--- Text to read ---

Oz & James Drink to Britain (2009) The pretext for this eight-episode series, made for the BBC and now on DVD (bfsent.com), is that two guys drive around Britain to find "the drink that speaks for modern Britain." (The answer is at once out of left field and obvious.) But the fun is in the mock-quarrelsome byplay between wine expert Oz Clarke and Top Gear presenter James May, who has a touch of Stephen Fry in his delivery.

The Lion King (1994) The $10-million 3-D conversion of Disney's animated classic raked in $30-million in the first weekend of last month's theatrical release. Jaws dropped, including Disney's. Now the film is out on a 3-D "Diamond Edition" Blu-ray (for those with the right equipment) as well as a 2-D Blu-ray and DVD. Also out: a 3-D Beauty and the Beast (1991).

--- Data provided ---

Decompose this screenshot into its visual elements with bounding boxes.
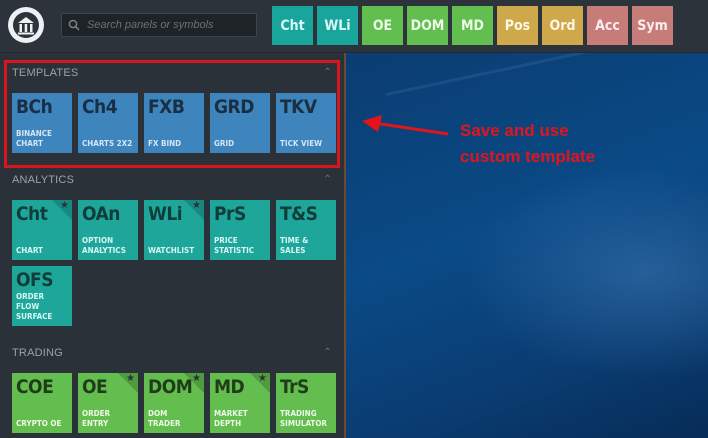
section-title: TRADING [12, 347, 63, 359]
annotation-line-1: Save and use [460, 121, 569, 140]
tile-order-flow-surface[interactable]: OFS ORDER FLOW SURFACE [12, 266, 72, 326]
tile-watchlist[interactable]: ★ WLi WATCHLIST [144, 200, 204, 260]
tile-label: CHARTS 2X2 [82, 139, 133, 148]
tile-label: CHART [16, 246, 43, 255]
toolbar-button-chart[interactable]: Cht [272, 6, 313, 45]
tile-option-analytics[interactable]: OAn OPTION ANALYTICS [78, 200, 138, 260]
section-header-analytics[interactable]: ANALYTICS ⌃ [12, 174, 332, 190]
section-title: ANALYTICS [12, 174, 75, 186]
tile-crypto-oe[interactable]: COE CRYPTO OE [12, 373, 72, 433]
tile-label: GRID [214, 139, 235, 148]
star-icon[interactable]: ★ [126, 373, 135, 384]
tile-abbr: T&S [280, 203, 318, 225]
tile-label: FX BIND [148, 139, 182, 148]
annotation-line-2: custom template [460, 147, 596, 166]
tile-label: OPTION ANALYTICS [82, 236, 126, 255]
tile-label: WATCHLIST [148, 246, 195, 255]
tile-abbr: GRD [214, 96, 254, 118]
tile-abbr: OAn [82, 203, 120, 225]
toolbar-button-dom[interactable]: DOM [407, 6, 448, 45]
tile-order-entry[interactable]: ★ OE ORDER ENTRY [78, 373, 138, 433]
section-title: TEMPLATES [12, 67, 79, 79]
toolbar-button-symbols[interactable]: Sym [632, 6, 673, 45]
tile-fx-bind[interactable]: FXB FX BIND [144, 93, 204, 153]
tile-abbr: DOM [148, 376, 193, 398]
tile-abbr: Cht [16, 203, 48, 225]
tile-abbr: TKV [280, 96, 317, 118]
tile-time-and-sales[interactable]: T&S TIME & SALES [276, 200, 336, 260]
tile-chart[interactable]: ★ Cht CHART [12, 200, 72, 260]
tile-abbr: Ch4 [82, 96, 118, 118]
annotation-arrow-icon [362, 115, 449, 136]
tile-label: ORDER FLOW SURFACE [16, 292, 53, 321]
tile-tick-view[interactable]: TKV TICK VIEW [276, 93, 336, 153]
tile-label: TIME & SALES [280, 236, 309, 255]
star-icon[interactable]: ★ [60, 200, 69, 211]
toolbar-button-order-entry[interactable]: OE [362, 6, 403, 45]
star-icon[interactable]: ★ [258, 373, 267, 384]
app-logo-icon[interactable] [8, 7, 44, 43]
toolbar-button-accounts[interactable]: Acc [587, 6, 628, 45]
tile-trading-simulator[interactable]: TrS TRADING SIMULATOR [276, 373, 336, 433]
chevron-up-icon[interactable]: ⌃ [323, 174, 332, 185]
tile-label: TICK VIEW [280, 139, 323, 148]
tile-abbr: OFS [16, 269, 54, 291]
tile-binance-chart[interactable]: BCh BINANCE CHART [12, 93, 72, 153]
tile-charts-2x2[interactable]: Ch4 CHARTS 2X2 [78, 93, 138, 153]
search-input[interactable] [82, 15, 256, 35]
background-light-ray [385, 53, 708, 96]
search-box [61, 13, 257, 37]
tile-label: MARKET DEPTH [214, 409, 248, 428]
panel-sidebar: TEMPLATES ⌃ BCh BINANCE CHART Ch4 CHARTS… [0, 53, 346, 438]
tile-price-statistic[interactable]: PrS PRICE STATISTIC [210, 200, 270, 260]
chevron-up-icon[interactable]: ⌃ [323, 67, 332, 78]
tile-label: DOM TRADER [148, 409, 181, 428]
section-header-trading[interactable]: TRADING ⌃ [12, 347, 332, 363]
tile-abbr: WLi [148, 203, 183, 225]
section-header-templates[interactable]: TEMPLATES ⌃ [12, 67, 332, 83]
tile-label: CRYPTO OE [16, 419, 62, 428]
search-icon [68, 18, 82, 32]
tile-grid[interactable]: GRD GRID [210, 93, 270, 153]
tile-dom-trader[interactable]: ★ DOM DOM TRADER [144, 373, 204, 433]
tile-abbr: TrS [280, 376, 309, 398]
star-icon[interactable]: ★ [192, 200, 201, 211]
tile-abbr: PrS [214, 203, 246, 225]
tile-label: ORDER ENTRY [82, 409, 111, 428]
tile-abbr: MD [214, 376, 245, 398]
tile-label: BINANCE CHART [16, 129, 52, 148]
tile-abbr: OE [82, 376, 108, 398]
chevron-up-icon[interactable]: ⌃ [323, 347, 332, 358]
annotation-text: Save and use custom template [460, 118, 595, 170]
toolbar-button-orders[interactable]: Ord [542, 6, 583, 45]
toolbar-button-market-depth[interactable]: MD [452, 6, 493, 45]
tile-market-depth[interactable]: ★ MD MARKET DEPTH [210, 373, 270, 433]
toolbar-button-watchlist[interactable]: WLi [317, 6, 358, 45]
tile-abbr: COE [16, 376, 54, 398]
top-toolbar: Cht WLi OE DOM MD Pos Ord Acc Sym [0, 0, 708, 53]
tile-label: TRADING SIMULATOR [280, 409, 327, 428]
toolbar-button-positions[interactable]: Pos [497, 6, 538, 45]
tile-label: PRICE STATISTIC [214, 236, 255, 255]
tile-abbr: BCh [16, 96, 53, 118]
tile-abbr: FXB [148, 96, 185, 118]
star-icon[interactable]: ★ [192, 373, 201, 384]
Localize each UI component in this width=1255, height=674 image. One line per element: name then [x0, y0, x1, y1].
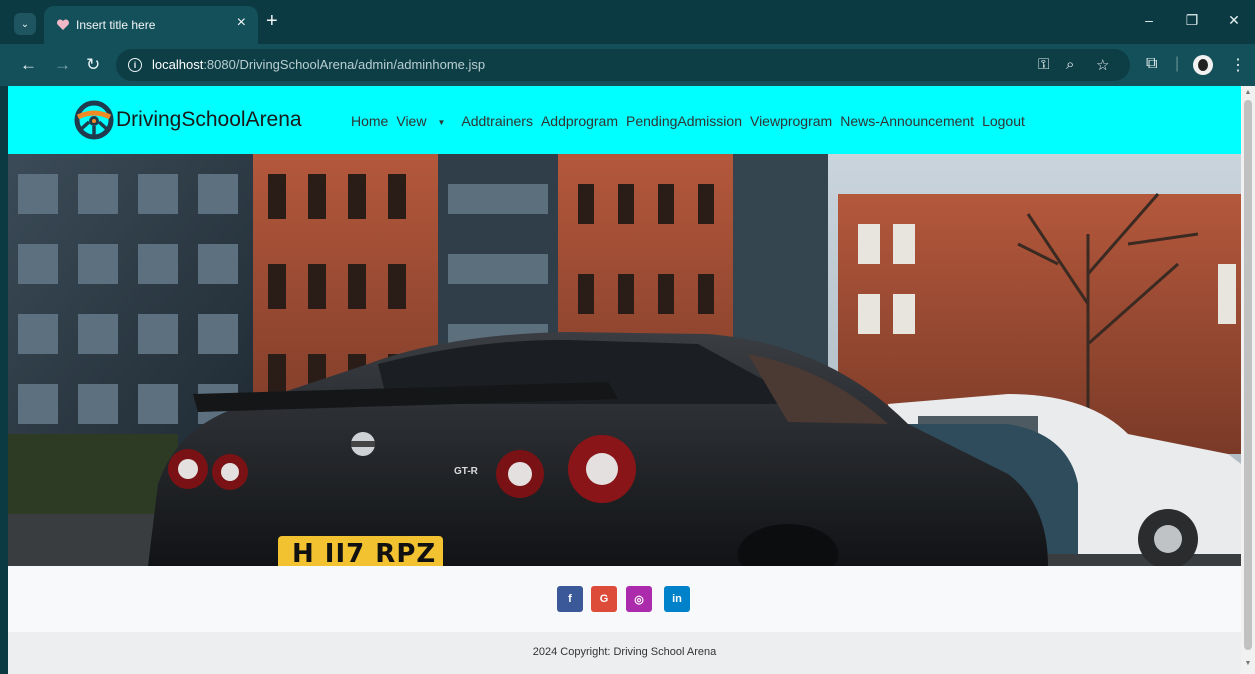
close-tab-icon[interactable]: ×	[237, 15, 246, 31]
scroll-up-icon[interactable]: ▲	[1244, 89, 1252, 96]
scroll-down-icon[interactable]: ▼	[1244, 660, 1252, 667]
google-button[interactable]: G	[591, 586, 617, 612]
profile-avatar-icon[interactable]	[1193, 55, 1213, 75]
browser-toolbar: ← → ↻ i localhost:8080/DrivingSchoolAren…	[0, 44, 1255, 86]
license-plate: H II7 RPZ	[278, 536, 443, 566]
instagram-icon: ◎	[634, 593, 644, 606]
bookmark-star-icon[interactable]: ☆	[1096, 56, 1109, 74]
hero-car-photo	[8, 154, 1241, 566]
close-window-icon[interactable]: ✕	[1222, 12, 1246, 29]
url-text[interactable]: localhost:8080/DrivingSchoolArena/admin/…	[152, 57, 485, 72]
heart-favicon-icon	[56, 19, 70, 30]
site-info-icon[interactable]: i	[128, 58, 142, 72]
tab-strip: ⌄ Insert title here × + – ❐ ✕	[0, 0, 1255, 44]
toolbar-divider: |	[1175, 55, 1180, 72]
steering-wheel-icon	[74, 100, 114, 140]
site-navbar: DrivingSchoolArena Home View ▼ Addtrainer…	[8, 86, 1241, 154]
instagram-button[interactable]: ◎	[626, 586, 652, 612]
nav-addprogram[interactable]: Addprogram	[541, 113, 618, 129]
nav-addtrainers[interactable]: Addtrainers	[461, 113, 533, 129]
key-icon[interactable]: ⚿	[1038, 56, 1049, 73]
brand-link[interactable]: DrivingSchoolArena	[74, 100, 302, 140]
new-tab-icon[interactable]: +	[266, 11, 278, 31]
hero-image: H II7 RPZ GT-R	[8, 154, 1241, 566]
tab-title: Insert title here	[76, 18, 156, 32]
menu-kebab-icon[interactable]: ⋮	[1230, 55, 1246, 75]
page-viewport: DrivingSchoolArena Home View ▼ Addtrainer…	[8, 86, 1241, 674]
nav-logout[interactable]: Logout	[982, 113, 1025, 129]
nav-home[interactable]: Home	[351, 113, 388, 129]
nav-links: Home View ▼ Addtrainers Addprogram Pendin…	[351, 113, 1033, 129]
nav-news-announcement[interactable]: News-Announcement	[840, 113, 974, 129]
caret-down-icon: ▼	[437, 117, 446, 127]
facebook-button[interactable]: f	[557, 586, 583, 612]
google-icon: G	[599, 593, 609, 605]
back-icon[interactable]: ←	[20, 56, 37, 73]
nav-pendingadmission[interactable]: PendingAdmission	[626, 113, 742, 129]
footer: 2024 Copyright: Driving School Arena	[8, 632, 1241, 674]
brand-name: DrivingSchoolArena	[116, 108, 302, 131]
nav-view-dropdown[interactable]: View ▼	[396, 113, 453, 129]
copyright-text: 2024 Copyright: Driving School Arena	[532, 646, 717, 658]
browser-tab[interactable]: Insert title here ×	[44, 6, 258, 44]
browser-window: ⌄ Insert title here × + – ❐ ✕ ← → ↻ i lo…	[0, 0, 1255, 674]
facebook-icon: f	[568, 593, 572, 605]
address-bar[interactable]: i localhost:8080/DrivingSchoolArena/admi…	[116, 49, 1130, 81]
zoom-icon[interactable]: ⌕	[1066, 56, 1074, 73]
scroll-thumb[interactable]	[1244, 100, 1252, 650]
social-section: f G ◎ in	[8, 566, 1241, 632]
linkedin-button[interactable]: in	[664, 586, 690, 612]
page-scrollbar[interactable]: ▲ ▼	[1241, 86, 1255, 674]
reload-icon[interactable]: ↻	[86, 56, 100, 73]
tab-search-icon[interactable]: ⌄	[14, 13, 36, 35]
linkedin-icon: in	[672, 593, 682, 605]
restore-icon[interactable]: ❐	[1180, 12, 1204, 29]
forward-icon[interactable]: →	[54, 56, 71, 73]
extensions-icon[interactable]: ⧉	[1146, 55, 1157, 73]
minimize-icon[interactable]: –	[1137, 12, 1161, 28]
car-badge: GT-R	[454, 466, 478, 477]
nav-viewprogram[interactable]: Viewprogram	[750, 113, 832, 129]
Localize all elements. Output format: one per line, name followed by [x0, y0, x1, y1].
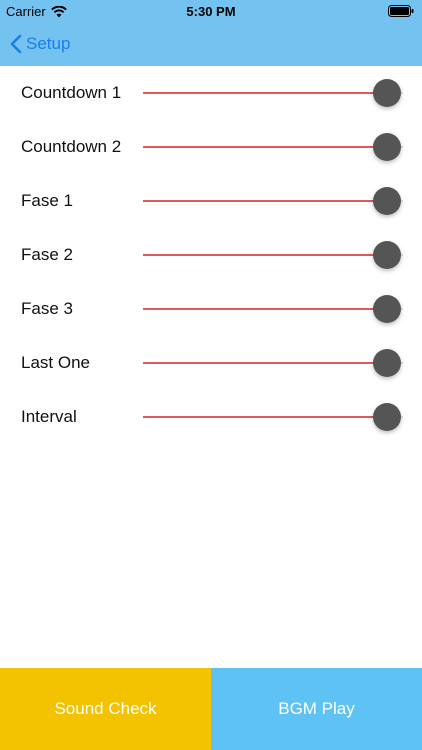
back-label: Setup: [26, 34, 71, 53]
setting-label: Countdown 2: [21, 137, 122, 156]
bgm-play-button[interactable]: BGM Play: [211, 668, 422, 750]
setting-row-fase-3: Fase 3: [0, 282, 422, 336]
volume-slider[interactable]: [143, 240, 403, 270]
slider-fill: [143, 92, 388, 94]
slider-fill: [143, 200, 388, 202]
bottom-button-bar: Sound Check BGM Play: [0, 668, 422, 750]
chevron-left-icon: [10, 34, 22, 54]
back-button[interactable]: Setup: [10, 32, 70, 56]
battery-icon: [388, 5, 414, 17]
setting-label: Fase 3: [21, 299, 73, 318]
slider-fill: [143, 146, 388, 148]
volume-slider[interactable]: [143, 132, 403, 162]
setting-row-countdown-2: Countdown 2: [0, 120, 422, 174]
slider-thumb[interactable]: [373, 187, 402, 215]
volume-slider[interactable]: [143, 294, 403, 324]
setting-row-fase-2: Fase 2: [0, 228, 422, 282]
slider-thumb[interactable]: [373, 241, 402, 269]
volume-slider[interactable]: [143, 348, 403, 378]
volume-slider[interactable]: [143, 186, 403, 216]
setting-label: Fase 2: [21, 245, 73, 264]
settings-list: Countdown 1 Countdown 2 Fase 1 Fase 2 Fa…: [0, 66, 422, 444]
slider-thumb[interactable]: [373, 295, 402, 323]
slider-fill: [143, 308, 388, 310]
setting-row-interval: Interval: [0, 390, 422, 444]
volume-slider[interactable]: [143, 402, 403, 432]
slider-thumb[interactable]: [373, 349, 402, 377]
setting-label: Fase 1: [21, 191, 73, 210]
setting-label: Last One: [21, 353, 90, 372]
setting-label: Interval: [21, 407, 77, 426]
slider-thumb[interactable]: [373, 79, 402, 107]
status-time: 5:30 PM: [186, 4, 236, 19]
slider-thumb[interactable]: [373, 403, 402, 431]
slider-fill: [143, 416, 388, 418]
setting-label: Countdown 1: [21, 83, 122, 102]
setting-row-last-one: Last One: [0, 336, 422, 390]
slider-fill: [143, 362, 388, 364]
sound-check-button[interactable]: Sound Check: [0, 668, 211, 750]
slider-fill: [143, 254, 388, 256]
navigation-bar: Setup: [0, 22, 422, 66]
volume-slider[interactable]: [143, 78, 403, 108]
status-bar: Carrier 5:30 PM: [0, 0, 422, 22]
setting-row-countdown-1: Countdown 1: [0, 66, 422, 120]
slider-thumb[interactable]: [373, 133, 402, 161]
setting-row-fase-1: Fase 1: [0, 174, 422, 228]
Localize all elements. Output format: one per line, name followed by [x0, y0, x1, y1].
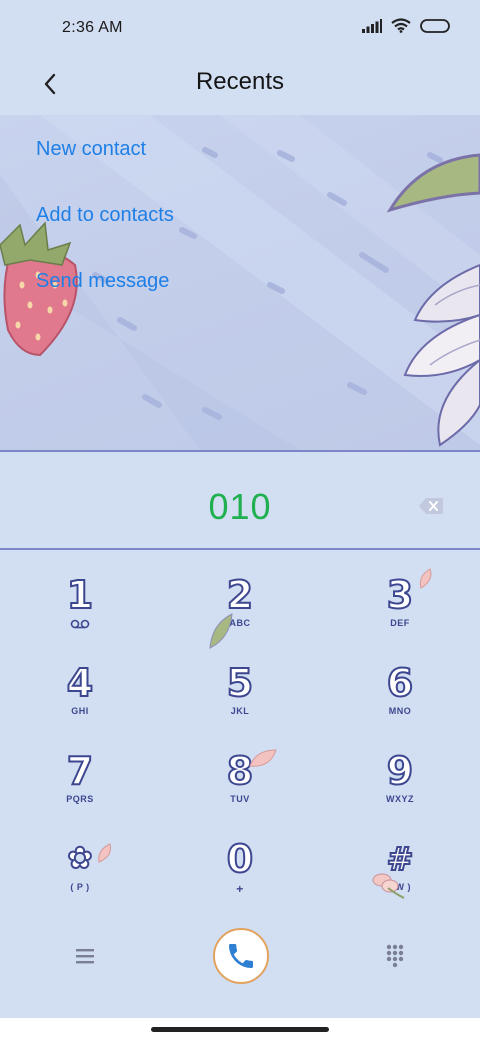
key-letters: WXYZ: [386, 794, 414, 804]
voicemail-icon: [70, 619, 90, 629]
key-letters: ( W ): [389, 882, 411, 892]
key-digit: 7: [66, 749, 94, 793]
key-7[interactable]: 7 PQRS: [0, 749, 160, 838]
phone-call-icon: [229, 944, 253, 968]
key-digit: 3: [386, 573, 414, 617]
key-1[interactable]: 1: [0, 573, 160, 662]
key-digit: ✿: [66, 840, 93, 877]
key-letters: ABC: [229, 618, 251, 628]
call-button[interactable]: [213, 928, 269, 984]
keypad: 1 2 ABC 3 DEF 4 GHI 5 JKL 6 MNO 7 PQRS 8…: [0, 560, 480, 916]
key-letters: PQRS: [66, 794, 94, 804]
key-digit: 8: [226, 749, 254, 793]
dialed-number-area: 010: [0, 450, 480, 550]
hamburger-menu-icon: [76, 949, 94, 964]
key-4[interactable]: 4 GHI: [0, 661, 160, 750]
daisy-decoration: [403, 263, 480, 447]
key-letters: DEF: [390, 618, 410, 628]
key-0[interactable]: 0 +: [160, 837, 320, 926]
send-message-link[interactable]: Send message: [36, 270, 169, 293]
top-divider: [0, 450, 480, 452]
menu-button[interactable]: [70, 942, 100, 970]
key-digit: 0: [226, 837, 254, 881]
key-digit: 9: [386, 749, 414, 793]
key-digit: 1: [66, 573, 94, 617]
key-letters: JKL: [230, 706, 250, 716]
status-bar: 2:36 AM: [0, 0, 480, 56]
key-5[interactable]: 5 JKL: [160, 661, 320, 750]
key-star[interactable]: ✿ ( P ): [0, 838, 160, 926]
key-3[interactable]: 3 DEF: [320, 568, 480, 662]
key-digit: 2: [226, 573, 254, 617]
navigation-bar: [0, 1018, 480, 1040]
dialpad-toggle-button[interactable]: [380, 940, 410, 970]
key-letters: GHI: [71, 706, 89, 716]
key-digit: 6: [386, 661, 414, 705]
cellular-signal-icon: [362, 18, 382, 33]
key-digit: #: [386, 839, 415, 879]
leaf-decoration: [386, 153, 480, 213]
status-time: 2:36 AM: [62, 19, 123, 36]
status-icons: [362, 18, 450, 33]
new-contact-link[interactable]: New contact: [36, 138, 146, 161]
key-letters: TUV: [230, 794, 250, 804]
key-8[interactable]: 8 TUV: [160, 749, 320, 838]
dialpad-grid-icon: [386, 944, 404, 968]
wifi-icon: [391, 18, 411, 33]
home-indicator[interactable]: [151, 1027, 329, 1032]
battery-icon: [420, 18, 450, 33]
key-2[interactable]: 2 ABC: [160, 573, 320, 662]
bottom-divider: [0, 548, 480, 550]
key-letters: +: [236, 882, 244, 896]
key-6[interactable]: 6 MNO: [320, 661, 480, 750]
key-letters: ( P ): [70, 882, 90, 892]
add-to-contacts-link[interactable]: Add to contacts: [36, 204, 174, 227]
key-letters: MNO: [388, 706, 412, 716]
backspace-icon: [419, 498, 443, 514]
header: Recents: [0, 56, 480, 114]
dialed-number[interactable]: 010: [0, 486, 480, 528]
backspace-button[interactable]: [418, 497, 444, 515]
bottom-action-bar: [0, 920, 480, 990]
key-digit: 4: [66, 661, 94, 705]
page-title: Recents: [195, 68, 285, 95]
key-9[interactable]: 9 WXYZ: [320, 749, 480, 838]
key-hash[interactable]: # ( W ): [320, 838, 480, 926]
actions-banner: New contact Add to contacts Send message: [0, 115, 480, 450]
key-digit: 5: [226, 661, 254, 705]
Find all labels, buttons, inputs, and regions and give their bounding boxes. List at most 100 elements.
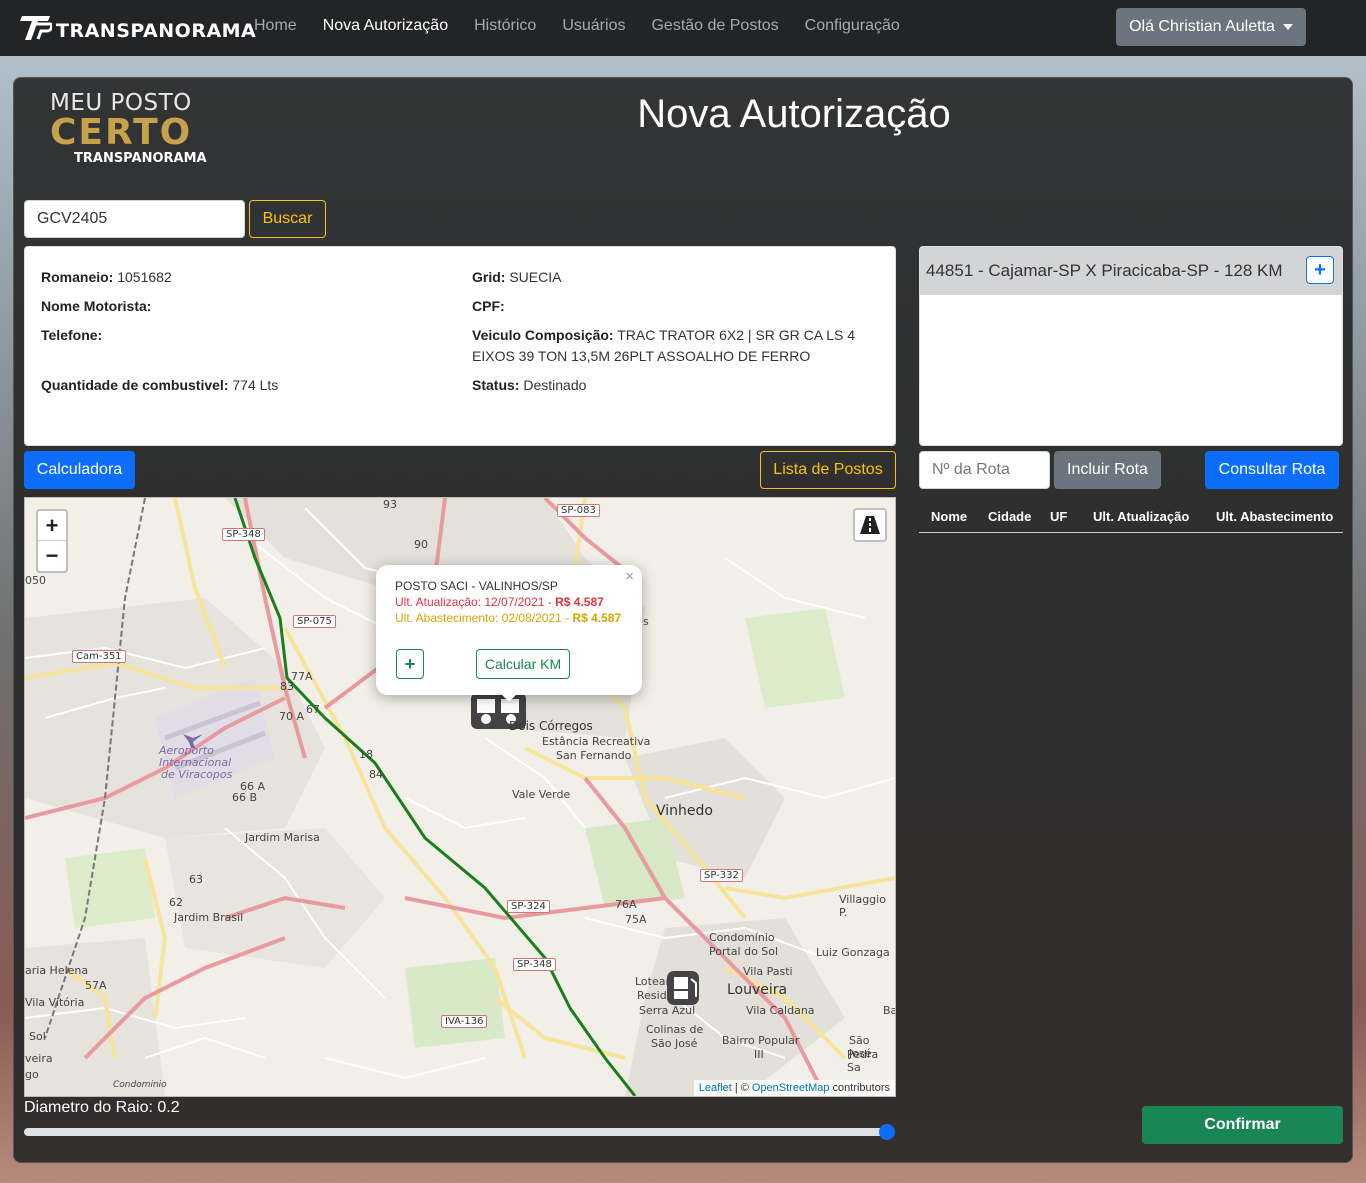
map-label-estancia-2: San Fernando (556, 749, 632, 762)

---

→ **Exercise set**
**a.** Repeat everything in the records from the line containing "section-title: TRADING [12, 347, 63, 359]" down to the line containing "tile-watchlist[interactable]: ★ WLi", both included.
**b.** Carry on the short reviews of home video releases from where they stop.
The records bear no relation to the text.

→ **Answers for the tasks**
**a.**
section-title: TRADING [12, 347, 63, 359]
annotation-line-1: Save and use [460, 121, 569, 140]
tile-order-flow-surface[interactable]: OFS ORDER FLOW SURFACE [12, 266, 72, 326]
tile-watchlist[interactable]: ★ WLi WATCHLIST [144, 200, 204, 260]

**b.**
Perry Mason Season 6 Volume 1 (1962-63) If the plotting in this mystery series is often formulaic, it remains a treat to watch Raymond Burr and the other regulars go through their paces – and to spot familiar guest stars: Star Trek's Leonard Nimoy, Batman's (and Family Guy's) Adam West, and Ellen Burstyn, back when she was still Ellen McRae. In the next half-season, slated for a Nov. 22 release, Mason loses a case!